• [RECORDS TO PROCESS]

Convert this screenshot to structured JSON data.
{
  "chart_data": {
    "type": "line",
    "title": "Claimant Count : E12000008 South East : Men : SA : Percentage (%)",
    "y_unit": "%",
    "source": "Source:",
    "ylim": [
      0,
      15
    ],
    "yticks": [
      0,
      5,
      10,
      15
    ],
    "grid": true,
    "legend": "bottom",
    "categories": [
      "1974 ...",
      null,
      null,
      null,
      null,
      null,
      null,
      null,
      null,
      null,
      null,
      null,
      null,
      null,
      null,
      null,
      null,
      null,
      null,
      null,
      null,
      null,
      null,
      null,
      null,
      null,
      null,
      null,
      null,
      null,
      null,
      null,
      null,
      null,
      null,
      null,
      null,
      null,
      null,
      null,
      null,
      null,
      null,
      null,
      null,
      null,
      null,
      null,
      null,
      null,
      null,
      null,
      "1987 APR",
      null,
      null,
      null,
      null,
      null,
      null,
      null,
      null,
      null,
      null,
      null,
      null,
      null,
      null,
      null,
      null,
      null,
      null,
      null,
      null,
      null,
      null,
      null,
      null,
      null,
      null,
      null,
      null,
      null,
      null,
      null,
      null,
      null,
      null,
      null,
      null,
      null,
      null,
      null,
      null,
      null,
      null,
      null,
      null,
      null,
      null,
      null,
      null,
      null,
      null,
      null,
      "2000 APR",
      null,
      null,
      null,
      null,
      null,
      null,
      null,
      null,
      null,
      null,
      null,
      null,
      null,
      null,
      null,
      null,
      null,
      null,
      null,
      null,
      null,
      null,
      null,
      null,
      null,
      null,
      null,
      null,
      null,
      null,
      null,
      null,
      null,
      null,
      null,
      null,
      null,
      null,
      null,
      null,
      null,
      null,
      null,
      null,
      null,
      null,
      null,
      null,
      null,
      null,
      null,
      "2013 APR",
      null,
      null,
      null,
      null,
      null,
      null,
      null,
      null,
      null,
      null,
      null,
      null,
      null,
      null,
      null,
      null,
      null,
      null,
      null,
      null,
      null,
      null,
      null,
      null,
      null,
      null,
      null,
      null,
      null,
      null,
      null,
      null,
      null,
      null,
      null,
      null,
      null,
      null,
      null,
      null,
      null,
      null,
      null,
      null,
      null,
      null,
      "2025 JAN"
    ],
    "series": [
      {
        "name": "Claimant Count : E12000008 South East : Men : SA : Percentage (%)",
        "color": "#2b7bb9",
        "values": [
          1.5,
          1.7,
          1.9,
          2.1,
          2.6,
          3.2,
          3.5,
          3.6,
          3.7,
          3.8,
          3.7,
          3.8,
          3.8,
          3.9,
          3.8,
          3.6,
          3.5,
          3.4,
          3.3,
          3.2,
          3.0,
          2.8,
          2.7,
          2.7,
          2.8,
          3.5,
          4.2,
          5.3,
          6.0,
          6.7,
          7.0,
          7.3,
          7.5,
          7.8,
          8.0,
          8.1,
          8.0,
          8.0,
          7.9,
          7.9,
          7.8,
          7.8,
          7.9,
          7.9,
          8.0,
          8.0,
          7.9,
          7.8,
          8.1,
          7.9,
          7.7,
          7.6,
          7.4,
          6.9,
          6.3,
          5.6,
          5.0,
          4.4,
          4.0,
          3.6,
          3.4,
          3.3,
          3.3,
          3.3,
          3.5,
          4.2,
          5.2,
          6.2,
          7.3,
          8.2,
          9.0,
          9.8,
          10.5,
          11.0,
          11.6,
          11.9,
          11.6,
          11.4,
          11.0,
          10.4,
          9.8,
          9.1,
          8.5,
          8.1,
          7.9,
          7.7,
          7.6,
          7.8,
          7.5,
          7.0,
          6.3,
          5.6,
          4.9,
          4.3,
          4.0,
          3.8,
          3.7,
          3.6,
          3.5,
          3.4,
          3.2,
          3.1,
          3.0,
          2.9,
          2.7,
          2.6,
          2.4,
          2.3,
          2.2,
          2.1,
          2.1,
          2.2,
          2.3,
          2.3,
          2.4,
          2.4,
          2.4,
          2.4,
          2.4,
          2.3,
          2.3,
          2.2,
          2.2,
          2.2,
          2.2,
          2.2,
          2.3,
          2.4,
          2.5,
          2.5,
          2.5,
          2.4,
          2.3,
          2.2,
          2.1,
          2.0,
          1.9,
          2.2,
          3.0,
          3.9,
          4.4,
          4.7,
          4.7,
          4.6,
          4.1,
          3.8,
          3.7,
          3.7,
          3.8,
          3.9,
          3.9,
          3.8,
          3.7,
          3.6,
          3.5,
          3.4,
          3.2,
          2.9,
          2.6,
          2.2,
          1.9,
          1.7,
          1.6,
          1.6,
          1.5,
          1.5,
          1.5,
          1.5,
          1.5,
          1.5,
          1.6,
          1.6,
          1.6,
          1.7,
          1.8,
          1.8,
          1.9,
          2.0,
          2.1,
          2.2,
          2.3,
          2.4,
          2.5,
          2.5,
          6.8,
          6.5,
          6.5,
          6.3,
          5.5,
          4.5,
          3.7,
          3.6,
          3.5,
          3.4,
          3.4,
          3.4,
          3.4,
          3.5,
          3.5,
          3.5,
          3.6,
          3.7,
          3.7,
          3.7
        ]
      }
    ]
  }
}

• [DO THIS] All of the entries above must be quoted exactly.

• [EXPECTED ANSWER]
Convert this screenshot to structured JSON data.
{
  "chart_data": {
    "type": "line",
    "title": "Claimant Count : E12000008 South East : Men : SA : Percentage (%)",
    "y_unit": "%",
    "source": "Source:",
    "ylim": [
      0,
      15
    ],
    "yticks": [
      0,
      5,
      10,
      15
    ],
    "grid": true,
    "legend": "bottom",
    "categories": [
      "1974 ...",
      null,
      null,
      null,
      null,
      null,
      null,
      null,
      null,
      null,
      null,
      null,
      null,
      null,
      null,
      null,
      null,
      null,
      null,
      null,
      null,
      null,
      null,
      null,
      null,
      null,
      null,
      null,
      null,
      null,
      null,
      null,
      null,
      null,
      null,
      null,
      null,
      null,
      null,
      null,
      null,
      null,
      null,
      null,
      null,
      null,
      null,
      null,
      null,
      null,
      null,
      null,
      "1987 APR",
      null,
      null,
      null,
      null,
      null,
      null,
      null,
      null,
      null,
      null,
      null,
      null,
      null,
      null,
      null,
      null,
      null,
      null,
      null,
      null,
      null,
      null,
      null,
      null,
      null,
      null,
      null,
      null,
      null,
      null,
      null,
      null,
      null,
      null,
      null,
      null,
      null,
      null,
      null,
      null,
      null,
      null,
      null,
      null,
      null,
      null,
      null,
      null,
      null,
      null,
      null,
      "2000 APR",
      null,
      null,
      null,
      null,
      null,
      null,
      null,
      null,
      null,
      null,
      null,
      null,
      null,
      null,
      null,
      null,
      null,
      null,
      null,
      null,
      null,
      null,
      null,
      null,
      null,
      null,
      null,
      null,
      null,
      null,
      null,
      null,
      null,
      null,
      null,
      null,
      null,
      null,
      null,
      null,
      null,
      null,
      null,
      null,
      null,
      null,
      null,
      null,
      null,
      null,
      null,
      "2013 APR",
      null,
      null,
      null,
      null,
      null,
      null,
      null,
      null,
      null,
      null,
      null,
      null,
      null,
      null,
      null,
      null,
      null,
      null,
      null,
      null,
      null,
      null,
      null,
      null,
      null,
      null,
      null,
      null,
      null,
      null,
      null,
      null,
      null,
      null,
      null,
      null,
      null,
      null,
      null,
      null,
      null,
      null,
      null,
      null,
      null,
      null,
      "2025 JAN"
    ],
    "series": [
      {
        "name": "Claimant Count : E12000008 South East : Men : SA : Percentage (%)",
        "color": "#2b7bb9",
        "values": [
          1.5,
          1.7,
          1.9,
          2.1,
          2.6,
          3.2,
          3.5,
          3.6,
          3.7,
          3.8,
          3.7,
          3.8,
          3.8,
          3.9,
          3.8,
          3.6,
          3.5,
          3.4,
          3.3,
          3.2,
          3.0,
          2.8,
          2.7,
          2.7,
          2.8,
          3.5,
          4.2,
          5.3,
          6.0,
          6.7,
          7.0,
          7.3,
          7.5,
          7.8,
          8.0,
          8.1,
          8.0,
          8.0,
          7.9,
          7.9,
          7.8,
          7.8,
          7.9,
          7.9,
          8.0,
          8.0,
          7.9,
          7.8,
          8.1,
          7.9,
          7.7,
          7.6,
          7.4,
          6.9,
          6.3,
          5.6,
          5.0,
          4.4,
          4.0,
          3.6,
          3.4,
          3.3,
          3.3,
          3.3,
          3.5,
          4.2,
          5.2,
          6.2,
          7.3,
          8.2,
          9.0,
          9.8,
          10.5,
          11.0,
          11.6,
          11.9,
          11.6,
          11.4,
          11.0,
          10.4,
          9.8,
          9.1,
          8.5,
          8.1,
          7.9,
          7.7,
          7.6,
          7.8,
          7.5,
          7.0,
          6.3,
          5.6,
          4.9,
          4.3,
          4.0,
          3.8,
          3.7,
          3.6,
          3.5,
          3.4,
          3.2,
          3.1,
          3.0,
          2.9,
          2.7,
          2.6,
          2.4,
          2.3,
          2.2,
          2.1,
          2.1,
          2.2,
          2.3,
          2.3,
          2.4,
          2.4,
          2.4,
          2.4,
          2.4,
          2.3,
          2.3,
          2.2,
          2.2,
          2.2,
          2.2,
          2.2,
          2.3,
          2.4,
          2.5,
          2.5,
          2.5,
          2.4,
          2.3,
          2.2,
          2.1,
          2.0,
          1.9,
          2.2,
          3.0,
          3.9,
          4.4,
          4.7,
          4.7,
          4.6,
          4.1,
          3.8,
          3.7,
          3.7,
          3.8,
          3.9,
          3.9,
          3.8,
          3.7,
          3.6,
          3.5,
          3.4,
          3.2,
          2.9,
          2.6,
          2.2,
          1.9,
          1.7,
          1.6,
          1.6,
          1.5,
          1.5,
          1.5,
          1.5,
          1.5,
          1.5,
          1.6,
          1.6,
          1.6,
          1.7,
          1.8,
          1.8,
          1.9,
          2.0,
          2.1,
          2.2,
          2.3,
          2.4,
          2.5,
          2.5,
          6.8,
          6.5,
          6.5,
          6.3,
          5.5,
          4.5,
          3.7,
          3.6,
          3.5,
          3.4,
          3.4,
          3.4,
          3.4,
          3.5,
          3.5,
          3.5,
          3.6,
          3.7,
          3.7,
          3.7
        ]
      }
    ]
  }
}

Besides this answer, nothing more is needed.